What needs to be done:
The records below must be copied in full; omit the images.

Supplied records:

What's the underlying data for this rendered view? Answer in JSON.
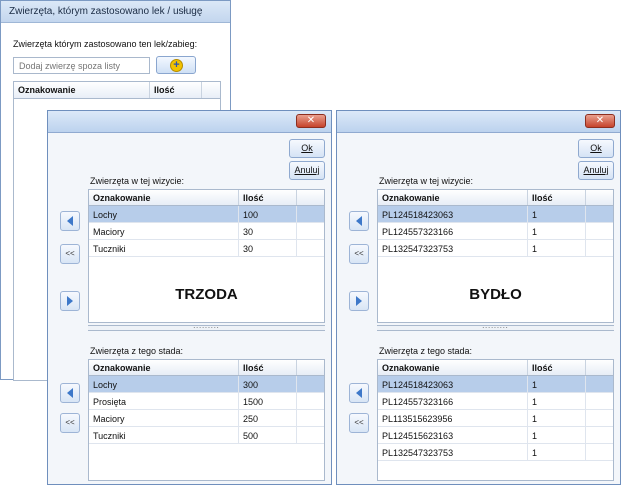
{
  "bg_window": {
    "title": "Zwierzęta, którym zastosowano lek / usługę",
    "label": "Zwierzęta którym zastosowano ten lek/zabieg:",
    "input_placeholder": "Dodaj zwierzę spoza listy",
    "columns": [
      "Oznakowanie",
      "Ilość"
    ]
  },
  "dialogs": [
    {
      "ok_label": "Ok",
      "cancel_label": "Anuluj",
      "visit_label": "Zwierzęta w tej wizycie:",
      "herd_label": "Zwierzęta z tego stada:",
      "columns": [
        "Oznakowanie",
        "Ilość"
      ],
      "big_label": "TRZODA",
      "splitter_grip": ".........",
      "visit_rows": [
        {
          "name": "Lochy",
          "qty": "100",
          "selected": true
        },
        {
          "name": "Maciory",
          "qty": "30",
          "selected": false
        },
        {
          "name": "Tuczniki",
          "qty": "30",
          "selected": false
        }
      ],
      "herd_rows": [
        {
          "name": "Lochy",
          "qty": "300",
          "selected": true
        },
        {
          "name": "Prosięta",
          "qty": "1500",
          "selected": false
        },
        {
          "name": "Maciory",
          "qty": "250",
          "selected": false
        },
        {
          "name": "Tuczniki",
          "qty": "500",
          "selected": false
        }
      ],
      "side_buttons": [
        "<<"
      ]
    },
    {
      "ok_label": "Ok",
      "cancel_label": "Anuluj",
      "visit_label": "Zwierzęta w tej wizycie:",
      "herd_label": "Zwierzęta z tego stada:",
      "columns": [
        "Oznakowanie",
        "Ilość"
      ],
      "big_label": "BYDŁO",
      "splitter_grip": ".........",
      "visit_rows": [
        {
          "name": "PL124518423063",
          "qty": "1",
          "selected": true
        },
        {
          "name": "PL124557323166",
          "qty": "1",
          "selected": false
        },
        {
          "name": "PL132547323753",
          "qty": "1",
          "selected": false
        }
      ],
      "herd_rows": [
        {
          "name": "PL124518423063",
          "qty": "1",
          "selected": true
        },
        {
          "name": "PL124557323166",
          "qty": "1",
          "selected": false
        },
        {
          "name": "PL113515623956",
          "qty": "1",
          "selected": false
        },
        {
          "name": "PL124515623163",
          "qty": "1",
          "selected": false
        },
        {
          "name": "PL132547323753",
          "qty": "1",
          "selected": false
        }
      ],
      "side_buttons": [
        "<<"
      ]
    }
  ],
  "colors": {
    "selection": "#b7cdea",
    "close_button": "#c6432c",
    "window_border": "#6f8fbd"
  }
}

Output of the exercise:
What's the underlying data for this rendered view? Answer in JSON.
{
  "bg_window": {
    "title": "Zwierzęta, którym zastosowano lek / usługę",
    "label": "Zwierzęta którym zastosowano ten lek/zabieg:",
    "input_placeholder": "Dodaj zwierzę spoza listy",
    "columns": [
      "Oznakowanie",
      "Ilość"
    ]
  },
  "dialogs": [
    {
      "ok_label": "Ok",
      "cancel_label": "Anuluj",
      "visit_label": "Zwierzęta w tej wizycie:",
      "herd_label": "Zwierzęta z tego stada:",
      "columns": [
        "Oznakowanie",
        "Ilość"
      ],
      "big_label": "TRZODA",
      "splitter_grip": ".........",
      "visit_rows": [
        {
          "name": "Lochy",
          "qty": "100",
          "selected": true
        },
        {
          "name": "Maciory",
          "qty": "30",
          "selected": false
        },
        {
          "name": "Tuczniki",
          "qty": "30",
          "selected": false
        }
      ],
      "herd_rows": [
        {
          "name": "Lochy",
          "qty": "300",
          "selected": true
        },
        {
          "name": "Prosięta",
          "qty": "1500",
          "selected": false
        },
        {
          "name": "Maciory",
          "qty": "250",
          "selected": false
        },
        {
          "name": "Tuczniki",
          "qty": "500",
          "selected": false
        }
      ],
      "side_buttons": [
        "<<"
      ]
    },
    {
      "ok_label": "Ok",
      "cancel_label": "Anuluj",
      "visit_label": "Zwierzęta w tej wizycie:",
      "herd_label": "Zwierzęta z tego stada:",
      "columns": [
        "Oznakowanie",
        "Ilość"
      ],
      "big_label": "BYDŁO",
      "splitter_grip": ".........",
      "visit_rows": [
        {
          "name": "PL124518423063",
          "qty": "1",
          "selected": true
        },
        {
          "name": "PL124557323166",
          "qty": "1",
          "selected": false
        },
        {
          "name": "PL132547323753",
          "qty": "1",
          "selected": false
        }
      ],
      "herd_rows": [
        {
          "name": "PL124518423063",
          "qty": "1",
          "selected": true
        },
        {
          "name": "PL124557323166",
          "qty": "1",
          "selected": false
        },
        {
          "name": "PL113515623956",
          "qty": "1",
          "selected": false
        },
        {
          "name": "PL124515623163",
          "qty": "1",
          "selected": false
        },
        {
          "name": "PL132547323753",
          "qty": "1",
          "selected": false
        }
      ],
      "side_buttons": [
        "<<"
      ]
    }
  ],
  "colors": {
    "selection": "#b7cdea",
    "close_button": "#c6432c",
    "window_border": "#6f8fbd"
  }
}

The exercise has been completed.